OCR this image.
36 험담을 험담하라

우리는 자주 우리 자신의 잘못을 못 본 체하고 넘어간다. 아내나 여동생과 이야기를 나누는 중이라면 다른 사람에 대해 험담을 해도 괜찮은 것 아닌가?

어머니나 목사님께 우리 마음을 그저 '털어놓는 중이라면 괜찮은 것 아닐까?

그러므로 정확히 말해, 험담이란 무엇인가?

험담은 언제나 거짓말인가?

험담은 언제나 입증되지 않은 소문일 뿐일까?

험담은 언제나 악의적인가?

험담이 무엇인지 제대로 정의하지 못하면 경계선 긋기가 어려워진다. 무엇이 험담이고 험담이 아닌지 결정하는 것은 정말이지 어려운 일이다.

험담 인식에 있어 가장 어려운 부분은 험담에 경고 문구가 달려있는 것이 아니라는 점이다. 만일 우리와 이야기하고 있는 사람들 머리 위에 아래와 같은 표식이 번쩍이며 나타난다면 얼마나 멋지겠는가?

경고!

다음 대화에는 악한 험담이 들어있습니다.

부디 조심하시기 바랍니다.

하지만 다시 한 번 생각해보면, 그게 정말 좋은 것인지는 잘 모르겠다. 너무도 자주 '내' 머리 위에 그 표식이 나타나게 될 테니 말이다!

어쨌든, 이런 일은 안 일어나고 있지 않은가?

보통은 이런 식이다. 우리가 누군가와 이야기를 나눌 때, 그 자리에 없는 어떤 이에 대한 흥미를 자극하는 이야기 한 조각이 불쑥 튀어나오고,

————————

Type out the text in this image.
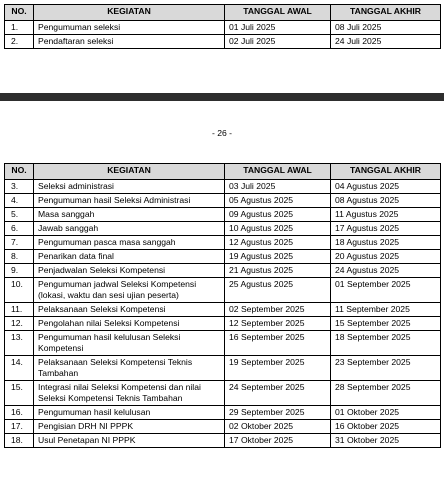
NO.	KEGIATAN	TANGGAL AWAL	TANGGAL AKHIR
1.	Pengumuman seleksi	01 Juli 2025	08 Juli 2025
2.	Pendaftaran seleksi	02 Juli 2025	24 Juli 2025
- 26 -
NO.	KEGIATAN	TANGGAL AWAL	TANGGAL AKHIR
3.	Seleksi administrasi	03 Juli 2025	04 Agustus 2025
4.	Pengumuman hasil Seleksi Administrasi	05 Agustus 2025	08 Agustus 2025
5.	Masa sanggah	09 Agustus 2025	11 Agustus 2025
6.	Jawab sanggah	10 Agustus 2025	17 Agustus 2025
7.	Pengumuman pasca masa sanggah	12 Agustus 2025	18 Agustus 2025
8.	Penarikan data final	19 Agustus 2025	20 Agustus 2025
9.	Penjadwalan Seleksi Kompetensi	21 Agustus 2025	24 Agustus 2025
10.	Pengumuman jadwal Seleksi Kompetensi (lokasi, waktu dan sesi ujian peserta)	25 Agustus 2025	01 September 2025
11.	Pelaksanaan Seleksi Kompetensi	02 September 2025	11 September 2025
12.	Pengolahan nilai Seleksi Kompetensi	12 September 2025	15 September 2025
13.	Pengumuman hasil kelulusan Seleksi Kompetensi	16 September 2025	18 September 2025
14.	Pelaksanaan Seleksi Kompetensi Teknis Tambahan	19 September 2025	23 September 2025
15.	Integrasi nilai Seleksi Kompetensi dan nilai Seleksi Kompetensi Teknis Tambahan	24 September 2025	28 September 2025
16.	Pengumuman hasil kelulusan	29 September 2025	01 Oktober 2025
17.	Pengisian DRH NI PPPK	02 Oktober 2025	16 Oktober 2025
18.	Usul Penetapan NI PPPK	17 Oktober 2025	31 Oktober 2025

————————

Scan the entries above and work out how many lines include the word "image"; the reply is that number alone.

• _THE SOLUTION_:
2